| What the task asks |
All of the data should be output character for character, except the pictures.

| Provided data |

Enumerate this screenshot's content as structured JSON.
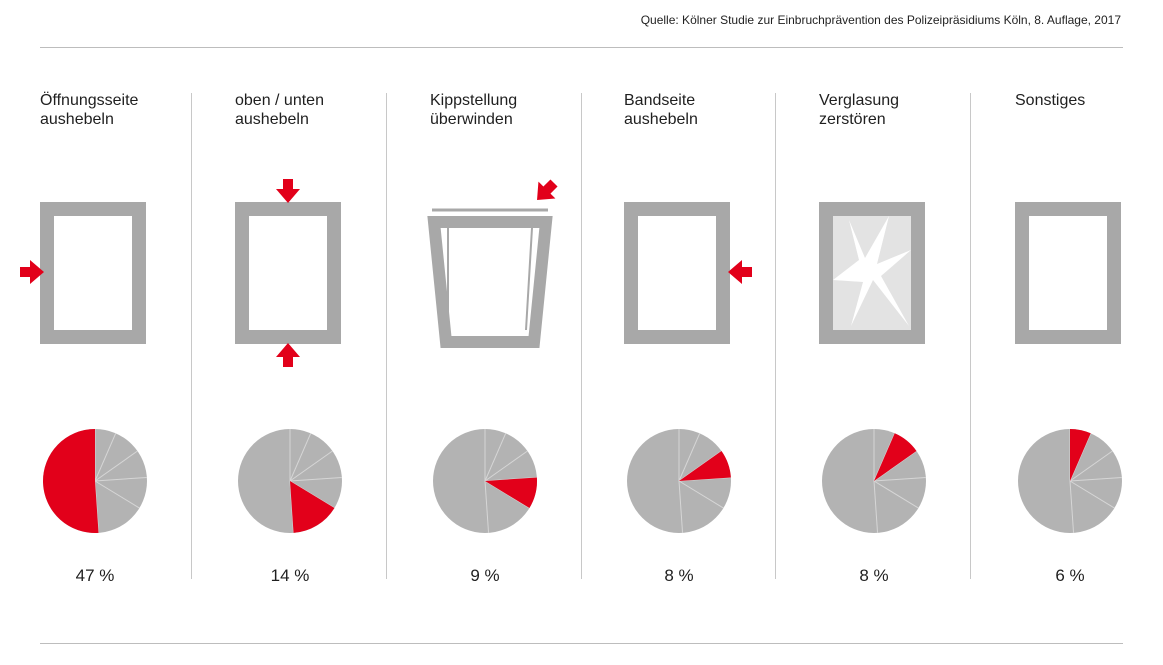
{
  "source": "Quelle: Kölner Studie zur Einbruchprävention des Polizeipräsidiums Köln, 8. Auflage, 2017",
  "colors": {
    "highlight": "#e2001a",
    "frame": "#a8a8a8",
    "pie": "#b3b3b3",
    "glass": "#e3e3e3"
  },
  "chart_data": {
    "type": "pie",
    "categories": [
      "Öffnungsseite aushebeln",
      "oben / unten aushebeln",
      "Kippstellung überwinden",
      "Bandseite aushebeln",
      "Verglasung zerstören",
      "Sonstiges"
    ],
    "values": [
      47,
      14,
      9,
      8,
      8,
      6
    ],
    "labels": [
      "47 %",
      "14 %",
      "9 %",
      "8 %",
      "8 %",
      "6 %"
    ],
    "icons": [
      "window-arrow-side-icon",
      "window-arrows-top-bottom-icon",
      "tilted-window-arrow-icon",
      "window-arrow-hinge-side-icon",
      "broken-glass-window-icon",
      "plain-window-icon"
    ]
  }
}
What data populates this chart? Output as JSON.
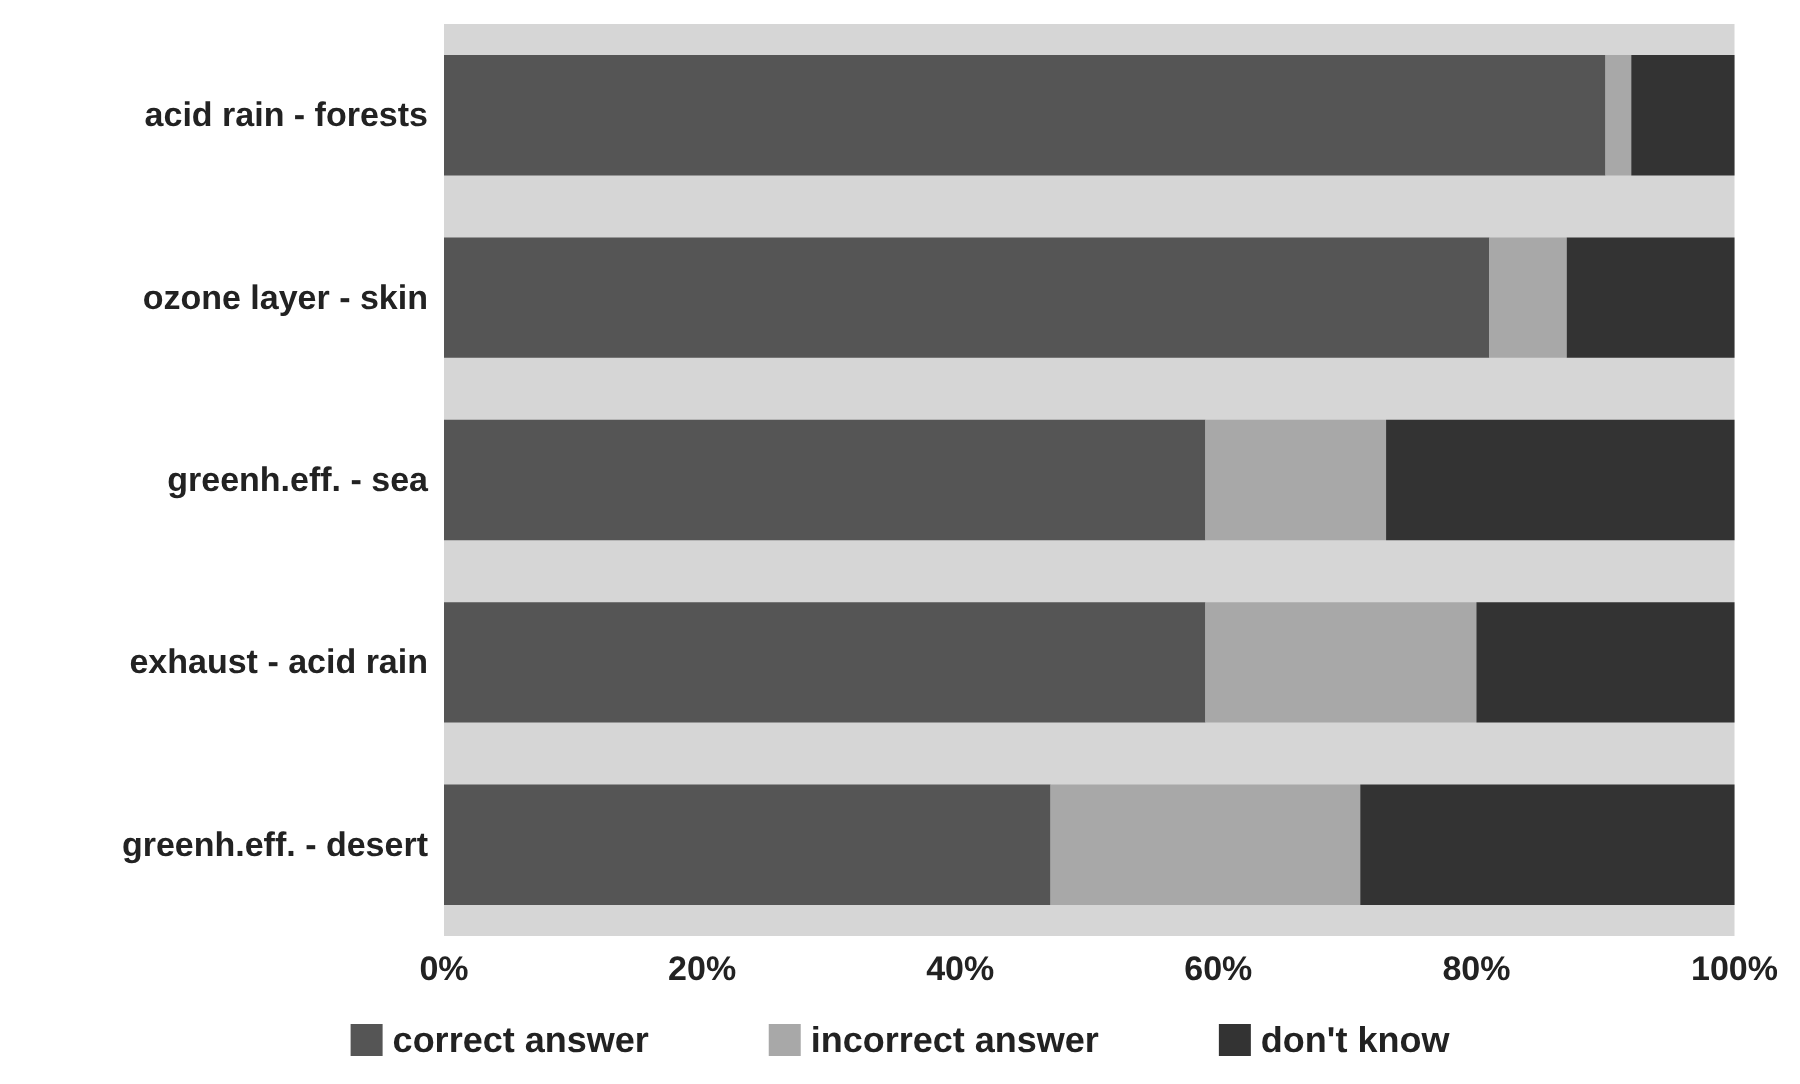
{
  "chart_data": {
    "type": "bar",
    "orientation": "horizontal",
    "stacked": true,
    "categories": [
      "acid rain - forests",
      "ozone layer - skin",
      "greenh.eff. - sea",
      "exhaust - acid rain",
      "greenh.eff. - desert"
    ],
    "series": [
      {
        "name": "correct answer",
        "color": "#555555",
        "values": [
          90,
          81,
          59,
          59,
          47
        ]
      },
      {
        "name": "incorrect answer",
        "color": "#a8a8a8",
        "values": [
          2,
          6,
          14,
          21,
          24
        ]
      },
      {
        "name": "don't know",
        "color": "#333333",
        "values": [
          8,
          13,
          27,
          20,
          29
        ]
      }
    ],
    "xlim": [
      0,
      100
    ],
    "xticks": [
      {
        "value": 0,
        "label": "0%"
      },
      {
        "value": 20,
        "label": "20%"
      },
      {
        "value": 40,
        "label": "40%"
      },
      {
        "value": 60,
        "label": "60%"
      },
      {
        "value": 80,
        "label": "80%"
      },
      {
        "value": 100,
        "label": "100%"
      }
    ],
    "grid": false,
    "legend": "bottom"
  }
}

| Solution |
Enumerate this screenshot's content as structured JSON.
{
  "source": "Quelle: Kölner Studie zur Einbruchprävention des Polizeipräsidiums Köln, 8. Auflage, 2017",
  "colors": {
    "highlight": "#e2001a",
    "frame": "#a8a8a8",
    "pie": "#b3b3b3",
    "glass": "#e3e3e3"
  },
  "chart_data": {
    "type": "pie",
    "categories": [
      "Öffnungsseite aushebeln",
      "oben / unten aushebeln",
      "Kippstellung überwinden",
      "Bandseite aushebeln",
      "Verglasung zerstören",
      "Sonstiges"
    ],
    "values": [
      47,
      14,
      9,
      8,
      8,
      6
    ],
    "labels": [
      "47 %",
      "14 %",
      "9 %",
      "8 %",
      "8 %",
      "6 %"
    ],
    "icons": [
      "window-arrow-side-icon",
      "window-arrows-top-bottom-icon",
      "tilted-window-arrow-icon",
      "window-arrow-hinge-side-icon",
      "broken-glass-window-icon",
      "plain-window-icon"
    ]
  }
}
What data populates this chart? Output as JSON.
{
  "chart_data": {
    "type": "bar",
    "orientation": "horizontal",
    "stacked": true,
    "categories": [
      "acid rain - forests",
      "ozone layer - skin",
      "greenh.eff. - sea",
      "exhaust - acid rain",
      "greenh.eff. - desert"
    ],
    "series": [
      {
        "name": "correct answer",
        "color": "#555555",
        "values": [
          90,
          81,
          59,
          59,
          47
        ]
      },
      {
        "name": "incorrect answer",
        "color": "#a8a8a8",
        "values": [
          2,
          6,
          14,
          21,
          24
        ]
      },
      {
        "name": "don't know",
        "color": "#333333",
        "values": [
          8,
          13,
          27,
          20,
          29
        ]
      }
    ],
    "xlim": [
      0,
      100
    ],
    "xticks": [
      {
        "value": 0,
        "label": "0%"
      },
      {
        "value": 20,
        "label": "20%"
      },
      {
        "value": 40,
        "label": "40%"
      },
      {
        "value": 60,
        "label": "60%"
      },
      {
        "value": 80,
        "label": "80%"
      },
      {
        "value": 100,
        "label": "100%"
      }
    ],
    "grid": false,
    "legend": "bottom"
  }
}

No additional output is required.